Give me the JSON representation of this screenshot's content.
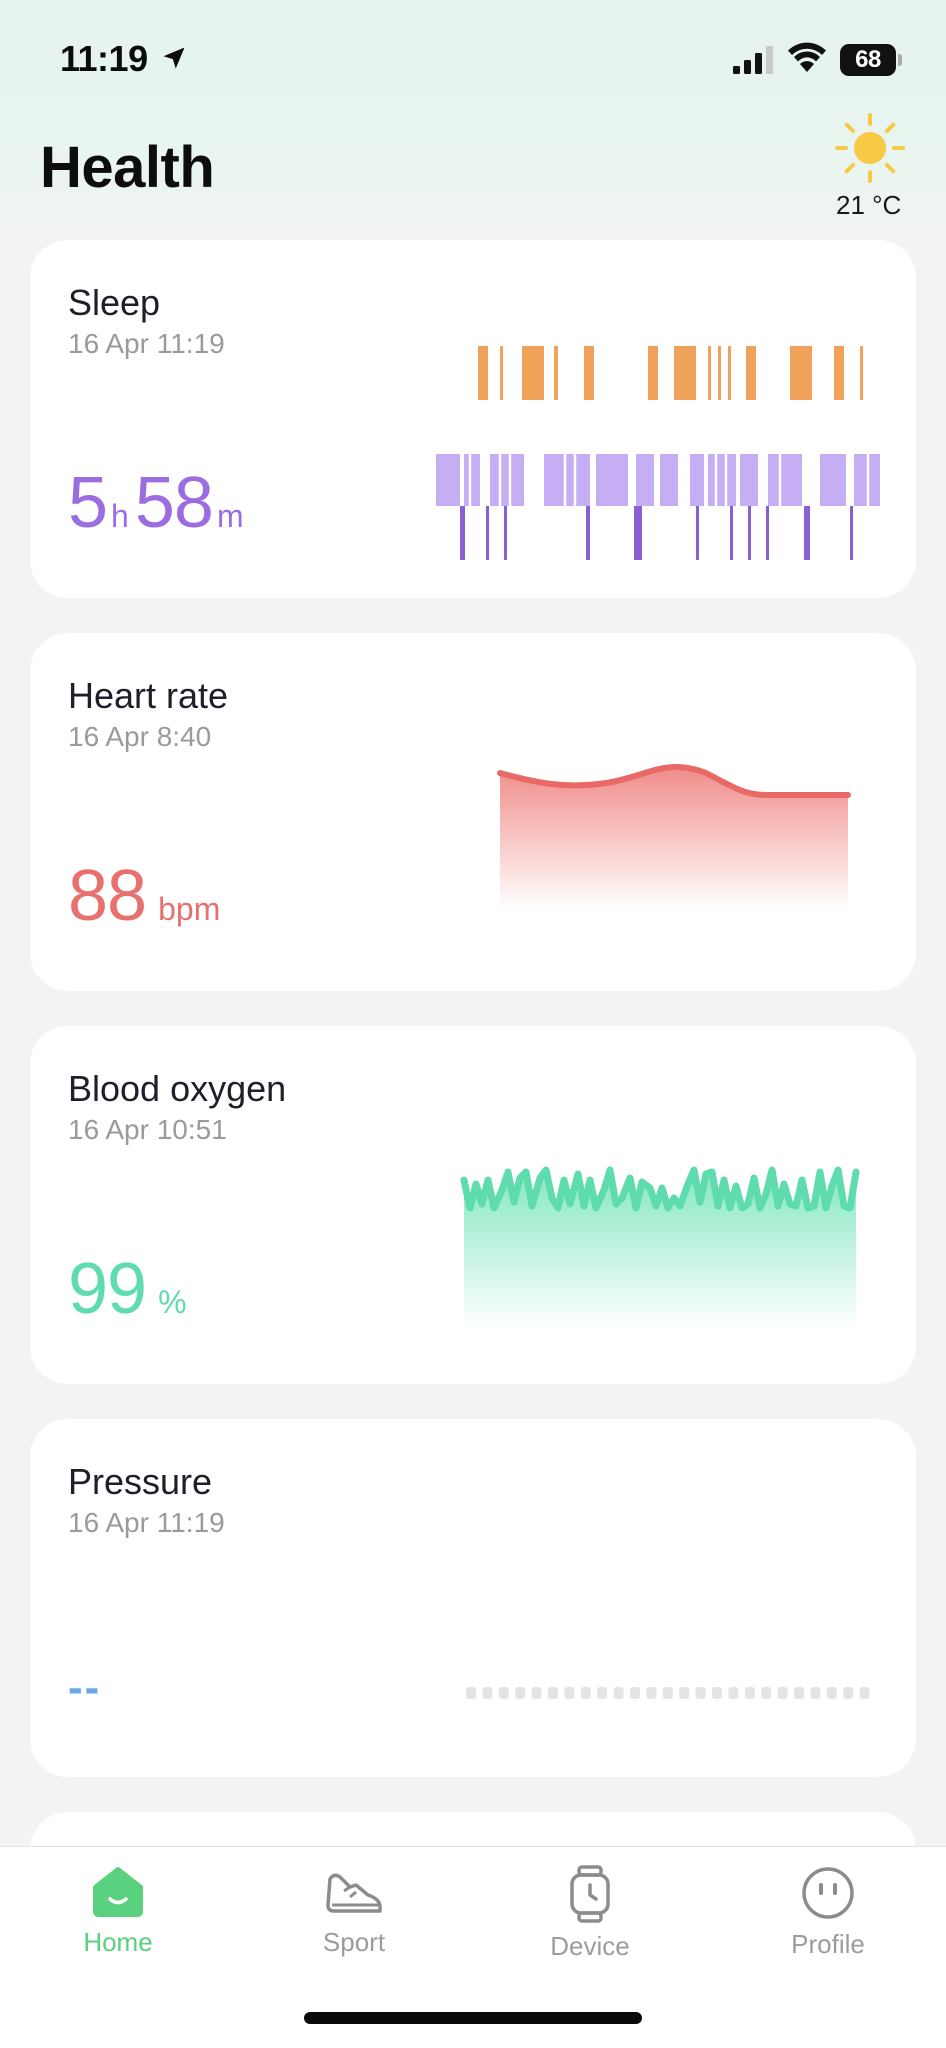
{
  "status_bar": {
    "time": "11:19",
    "battery": "68",
    "icons": [
      "location-arrow-icon",
      "signal-icon",
      "wifi-icon",
      "battery-icon"
    ]
  },
  "header": {
    "title": "Health",
    "weather": {
      "icon": "sun-icon",
      "temperature": "21 °C"
    }
  },
  "cards": {
    "sleep": {
      "title": "Sleep",
      "date": "16 Apr 11:19",
      "hours": "5",
      "hours_unit": "h",
      "minutes": "58",
      "minutes_unit": "m",
      "color": "#9b6de0"
    },
    "heart_rate": {
      "title": "Heart rate",
      "date": "16 Apr 8:40",
      "value": "88",
      "unit": "bpm",
      "color": "#e8706e"
    },
    "blood_oxygen": {
      "title": "Blood oxygen",
      "date": "16 Apr 10:51",
      "value": "99",
      "unit": "%",
      "color": "#5fdcae"
    },
    "pressure": {
      "title": "Pressure",
      "date": "16 Apr 11:19",
      "value": "--",
      "color": "#6aa8e6"
    }
  },
  "tabbar": {
    "items": [
      {
        "label": "Home",
        "icon": "home-icon",
        "active": true
      },
      {
        "label": "Sport",
        "icon": "sneaker-icon",
        "active": false
      },
      {
        "label": "Device",
        "icon": "watch-icon",
        "active": false
      },
      {
        "label": "Profile",
        "icon": "face-icon",
        "active": false
      }
    ]
  },
  "colors": {
    "accent": "#5ad17e",
    "sleep_awake": "#f0a25a",
    "sleep_light": "#c5aef3",
    "sleep_deep": "#8a5fd3"
  }
}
────────────────────
## Problem
Give only the number of lines in the listing above that include the string "title".

## Task answer
5